[Task prompt] Pick out every line of the entries below where "产业报国" occurs, and copy those lines.

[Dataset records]
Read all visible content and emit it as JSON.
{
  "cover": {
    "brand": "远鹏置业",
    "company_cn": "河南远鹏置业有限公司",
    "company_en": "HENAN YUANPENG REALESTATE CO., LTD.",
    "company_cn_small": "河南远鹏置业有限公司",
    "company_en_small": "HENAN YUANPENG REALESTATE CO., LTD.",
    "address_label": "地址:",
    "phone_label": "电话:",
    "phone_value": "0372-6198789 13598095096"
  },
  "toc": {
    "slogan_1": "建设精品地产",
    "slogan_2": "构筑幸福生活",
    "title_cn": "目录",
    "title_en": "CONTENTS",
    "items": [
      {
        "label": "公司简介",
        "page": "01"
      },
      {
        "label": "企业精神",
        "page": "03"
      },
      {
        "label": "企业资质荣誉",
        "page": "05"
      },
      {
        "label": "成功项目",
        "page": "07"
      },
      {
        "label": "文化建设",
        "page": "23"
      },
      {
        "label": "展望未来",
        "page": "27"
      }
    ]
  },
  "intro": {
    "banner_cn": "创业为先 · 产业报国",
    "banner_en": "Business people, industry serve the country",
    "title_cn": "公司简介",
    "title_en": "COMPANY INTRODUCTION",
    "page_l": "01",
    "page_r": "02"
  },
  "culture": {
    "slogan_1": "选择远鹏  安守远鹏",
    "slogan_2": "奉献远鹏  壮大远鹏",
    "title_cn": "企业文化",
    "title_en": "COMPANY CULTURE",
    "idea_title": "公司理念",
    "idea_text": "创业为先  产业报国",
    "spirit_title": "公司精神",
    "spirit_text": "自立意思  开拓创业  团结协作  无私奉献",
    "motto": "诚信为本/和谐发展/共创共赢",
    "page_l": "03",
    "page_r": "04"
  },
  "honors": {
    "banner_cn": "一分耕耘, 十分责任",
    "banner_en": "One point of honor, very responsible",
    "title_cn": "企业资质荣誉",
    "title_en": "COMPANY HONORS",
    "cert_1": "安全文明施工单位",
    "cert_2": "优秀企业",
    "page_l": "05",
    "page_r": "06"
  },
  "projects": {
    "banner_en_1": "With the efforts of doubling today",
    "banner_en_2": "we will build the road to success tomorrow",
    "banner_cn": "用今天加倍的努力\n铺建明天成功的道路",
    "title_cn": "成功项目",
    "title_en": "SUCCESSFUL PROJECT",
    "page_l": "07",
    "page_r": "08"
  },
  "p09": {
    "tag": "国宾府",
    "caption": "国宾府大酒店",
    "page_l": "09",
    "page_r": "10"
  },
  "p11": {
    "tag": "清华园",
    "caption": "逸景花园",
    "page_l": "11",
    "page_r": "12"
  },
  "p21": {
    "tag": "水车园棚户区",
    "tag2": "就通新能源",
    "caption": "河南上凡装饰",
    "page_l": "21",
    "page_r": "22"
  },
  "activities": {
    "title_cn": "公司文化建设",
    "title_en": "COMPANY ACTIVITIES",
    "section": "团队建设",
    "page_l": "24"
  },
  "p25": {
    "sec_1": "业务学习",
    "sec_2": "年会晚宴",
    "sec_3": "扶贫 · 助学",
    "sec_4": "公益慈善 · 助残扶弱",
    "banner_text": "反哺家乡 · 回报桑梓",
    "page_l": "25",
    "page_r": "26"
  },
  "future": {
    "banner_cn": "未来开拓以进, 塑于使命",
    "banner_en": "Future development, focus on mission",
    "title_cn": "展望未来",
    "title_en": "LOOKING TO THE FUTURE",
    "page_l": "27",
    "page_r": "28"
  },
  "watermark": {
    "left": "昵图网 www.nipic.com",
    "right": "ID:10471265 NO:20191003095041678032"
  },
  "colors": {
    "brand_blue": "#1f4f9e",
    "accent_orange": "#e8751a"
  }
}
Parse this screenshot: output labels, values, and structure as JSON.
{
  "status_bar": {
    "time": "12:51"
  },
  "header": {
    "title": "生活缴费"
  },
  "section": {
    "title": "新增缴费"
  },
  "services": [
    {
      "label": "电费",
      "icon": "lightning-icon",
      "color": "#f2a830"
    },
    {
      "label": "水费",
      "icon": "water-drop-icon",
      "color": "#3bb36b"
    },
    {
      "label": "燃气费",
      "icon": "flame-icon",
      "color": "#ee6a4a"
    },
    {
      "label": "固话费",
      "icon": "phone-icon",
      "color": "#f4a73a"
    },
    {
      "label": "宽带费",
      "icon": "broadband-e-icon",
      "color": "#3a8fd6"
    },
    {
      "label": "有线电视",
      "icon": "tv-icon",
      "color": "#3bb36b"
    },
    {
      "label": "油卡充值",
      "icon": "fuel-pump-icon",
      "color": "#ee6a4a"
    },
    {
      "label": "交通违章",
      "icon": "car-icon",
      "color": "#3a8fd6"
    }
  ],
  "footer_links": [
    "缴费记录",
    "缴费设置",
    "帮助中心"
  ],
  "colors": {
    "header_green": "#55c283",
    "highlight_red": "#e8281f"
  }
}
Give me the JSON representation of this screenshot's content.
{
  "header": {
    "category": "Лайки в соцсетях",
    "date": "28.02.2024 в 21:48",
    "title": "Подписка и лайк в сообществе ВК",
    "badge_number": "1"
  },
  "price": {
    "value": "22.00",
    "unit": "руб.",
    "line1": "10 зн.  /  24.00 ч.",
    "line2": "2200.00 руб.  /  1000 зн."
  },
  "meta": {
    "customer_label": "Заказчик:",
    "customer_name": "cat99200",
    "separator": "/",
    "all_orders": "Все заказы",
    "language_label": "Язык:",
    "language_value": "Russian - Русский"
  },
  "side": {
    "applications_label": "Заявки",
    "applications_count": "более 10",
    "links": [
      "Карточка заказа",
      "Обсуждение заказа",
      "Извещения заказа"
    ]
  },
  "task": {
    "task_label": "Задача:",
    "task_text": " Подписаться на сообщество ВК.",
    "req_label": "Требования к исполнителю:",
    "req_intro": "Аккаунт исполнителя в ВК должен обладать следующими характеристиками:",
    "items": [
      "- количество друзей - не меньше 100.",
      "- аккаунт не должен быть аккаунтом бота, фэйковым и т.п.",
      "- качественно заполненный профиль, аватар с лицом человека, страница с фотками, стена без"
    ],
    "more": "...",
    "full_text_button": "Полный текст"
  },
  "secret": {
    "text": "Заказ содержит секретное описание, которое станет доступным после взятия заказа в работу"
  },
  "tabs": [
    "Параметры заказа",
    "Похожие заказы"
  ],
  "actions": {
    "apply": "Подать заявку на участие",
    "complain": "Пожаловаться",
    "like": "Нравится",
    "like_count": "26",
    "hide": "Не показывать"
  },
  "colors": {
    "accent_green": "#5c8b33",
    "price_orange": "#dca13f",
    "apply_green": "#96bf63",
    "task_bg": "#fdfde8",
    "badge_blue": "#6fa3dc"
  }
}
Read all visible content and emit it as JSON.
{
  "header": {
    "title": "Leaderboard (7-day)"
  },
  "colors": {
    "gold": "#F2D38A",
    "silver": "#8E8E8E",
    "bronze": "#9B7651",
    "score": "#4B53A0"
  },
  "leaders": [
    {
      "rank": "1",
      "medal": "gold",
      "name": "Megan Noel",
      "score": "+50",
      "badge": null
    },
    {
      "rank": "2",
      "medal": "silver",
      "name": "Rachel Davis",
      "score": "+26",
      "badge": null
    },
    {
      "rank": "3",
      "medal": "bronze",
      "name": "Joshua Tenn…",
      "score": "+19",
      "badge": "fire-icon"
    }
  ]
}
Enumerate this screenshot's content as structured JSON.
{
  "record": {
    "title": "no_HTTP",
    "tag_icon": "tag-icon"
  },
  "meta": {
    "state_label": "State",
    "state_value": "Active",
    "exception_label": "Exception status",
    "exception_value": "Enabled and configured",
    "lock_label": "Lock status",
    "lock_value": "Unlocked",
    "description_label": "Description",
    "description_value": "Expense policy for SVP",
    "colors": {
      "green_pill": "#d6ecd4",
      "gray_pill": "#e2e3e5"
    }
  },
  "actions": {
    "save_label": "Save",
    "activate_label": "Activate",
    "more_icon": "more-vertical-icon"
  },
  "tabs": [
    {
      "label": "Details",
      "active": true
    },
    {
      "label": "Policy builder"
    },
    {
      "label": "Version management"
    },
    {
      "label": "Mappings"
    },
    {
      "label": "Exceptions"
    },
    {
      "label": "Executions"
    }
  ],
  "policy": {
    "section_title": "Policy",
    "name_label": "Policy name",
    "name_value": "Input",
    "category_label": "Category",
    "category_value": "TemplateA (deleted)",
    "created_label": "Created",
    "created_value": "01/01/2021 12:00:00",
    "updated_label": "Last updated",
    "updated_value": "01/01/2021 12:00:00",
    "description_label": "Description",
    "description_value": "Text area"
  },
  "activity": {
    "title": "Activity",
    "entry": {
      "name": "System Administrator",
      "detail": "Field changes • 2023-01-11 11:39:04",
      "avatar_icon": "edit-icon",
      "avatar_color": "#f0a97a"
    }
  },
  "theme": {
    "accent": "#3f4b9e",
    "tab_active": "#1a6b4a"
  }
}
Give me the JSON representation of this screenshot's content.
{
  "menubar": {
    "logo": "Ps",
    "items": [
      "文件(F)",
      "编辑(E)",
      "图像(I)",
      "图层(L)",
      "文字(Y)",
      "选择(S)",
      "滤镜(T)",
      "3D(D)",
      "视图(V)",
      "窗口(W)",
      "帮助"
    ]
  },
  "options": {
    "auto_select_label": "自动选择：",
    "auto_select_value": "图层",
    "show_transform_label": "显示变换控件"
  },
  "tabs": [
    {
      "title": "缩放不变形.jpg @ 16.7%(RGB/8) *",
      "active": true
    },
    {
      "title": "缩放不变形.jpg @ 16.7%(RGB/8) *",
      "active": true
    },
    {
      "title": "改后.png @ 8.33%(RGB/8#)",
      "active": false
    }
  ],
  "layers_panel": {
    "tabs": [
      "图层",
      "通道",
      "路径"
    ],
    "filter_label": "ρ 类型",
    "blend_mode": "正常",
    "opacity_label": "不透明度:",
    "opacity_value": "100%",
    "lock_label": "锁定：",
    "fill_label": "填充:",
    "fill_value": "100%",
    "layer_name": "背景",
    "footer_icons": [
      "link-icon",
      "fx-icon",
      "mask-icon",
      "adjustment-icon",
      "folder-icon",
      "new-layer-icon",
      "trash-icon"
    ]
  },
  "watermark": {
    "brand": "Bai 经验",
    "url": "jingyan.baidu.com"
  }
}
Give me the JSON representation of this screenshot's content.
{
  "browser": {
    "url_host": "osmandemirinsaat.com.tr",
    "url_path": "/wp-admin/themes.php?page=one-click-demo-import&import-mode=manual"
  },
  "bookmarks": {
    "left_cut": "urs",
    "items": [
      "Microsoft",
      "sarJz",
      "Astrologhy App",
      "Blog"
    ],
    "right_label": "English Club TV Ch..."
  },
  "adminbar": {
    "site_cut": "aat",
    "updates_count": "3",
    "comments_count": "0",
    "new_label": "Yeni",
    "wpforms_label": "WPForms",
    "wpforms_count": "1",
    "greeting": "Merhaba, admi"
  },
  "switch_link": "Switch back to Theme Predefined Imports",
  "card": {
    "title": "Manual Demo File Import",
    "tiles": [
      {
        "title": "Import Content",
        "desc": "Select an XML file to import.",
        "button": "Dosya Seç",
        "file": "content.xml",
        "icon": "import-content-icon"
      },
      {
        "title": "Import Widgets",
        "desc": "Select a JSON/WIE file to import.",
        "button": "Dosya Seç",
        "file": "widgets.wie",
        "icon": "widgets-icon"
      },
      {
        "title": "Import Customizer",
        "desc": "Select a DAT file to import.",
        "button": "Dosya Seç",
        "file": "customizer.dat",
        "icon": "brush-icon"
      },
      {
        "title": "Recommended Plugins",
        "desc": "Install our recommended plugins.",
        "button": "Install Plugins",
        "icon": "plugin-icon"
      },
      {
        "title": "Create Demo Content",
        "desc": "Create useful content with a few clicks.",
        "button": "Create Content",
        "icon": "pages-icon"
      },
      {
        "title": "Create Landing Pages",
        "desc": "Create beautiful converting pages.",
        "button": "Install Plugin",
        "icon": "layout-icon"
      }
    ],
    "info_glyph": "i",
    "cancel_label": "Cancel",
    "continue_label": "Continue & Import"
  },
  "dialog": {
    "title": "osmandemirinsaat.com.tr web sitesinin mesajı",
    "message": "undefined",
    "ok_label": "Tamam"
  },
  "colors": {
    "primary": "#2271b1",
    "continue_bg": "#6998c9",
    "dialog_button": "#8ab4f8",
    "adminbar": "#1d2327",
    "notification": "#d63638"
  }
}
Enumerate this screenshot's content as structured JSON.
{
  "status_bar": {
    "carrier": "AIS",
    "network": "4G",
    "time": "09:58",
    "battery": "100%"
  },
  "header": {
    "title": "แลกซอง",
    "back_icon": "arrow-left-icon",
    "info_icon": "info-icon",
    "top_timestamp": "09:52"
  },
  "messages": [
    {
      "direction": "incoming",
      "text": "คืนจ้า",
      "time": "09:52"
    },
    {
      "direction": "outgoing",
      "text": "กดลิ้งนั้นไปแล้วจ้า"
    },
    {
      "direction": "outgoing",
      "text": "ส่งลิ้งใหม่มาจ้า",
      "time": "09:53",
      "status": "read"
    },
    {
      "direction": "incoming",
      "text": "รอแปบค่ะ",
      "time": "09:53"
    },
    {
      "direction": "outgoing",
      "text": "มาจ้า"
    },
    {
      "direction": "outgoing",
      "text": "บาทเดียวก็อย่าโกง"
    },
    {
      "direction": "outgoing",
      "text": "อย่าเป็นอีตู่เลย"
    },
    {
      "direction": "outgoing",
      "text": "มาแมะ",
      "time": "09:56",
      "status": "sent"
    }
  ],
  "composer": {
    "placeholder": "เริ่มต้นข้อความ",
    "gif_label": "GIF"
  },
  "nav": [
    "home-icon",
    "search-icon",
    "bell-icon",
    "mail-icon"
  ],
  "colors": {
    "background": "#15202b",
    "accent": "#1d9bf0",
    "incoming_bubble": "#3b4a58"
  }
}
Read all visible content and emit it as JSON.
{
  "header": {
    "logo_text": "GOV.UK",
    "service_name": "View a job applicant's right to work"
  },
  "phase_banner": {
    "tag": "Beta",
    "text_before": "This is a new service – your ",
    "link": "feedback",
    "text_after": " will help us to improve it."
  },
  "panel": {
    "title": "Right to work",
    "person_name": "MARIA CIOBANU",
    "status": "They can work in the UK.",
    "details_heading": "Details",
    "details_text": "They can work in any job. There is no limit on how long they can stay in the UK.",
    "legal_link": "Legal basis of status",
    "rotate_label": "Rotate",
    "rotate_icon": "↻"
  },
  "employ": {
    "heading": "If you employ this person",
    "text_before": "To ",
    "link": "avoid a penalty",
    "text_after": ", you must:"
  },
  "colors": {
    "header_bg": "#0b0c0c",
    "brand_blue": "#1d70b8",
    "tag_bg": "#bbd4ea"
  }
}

[Exercise answer]
    "banner_cn": "创业为先 · 产业报国",
    "idea_text": "创业为先  产业报国",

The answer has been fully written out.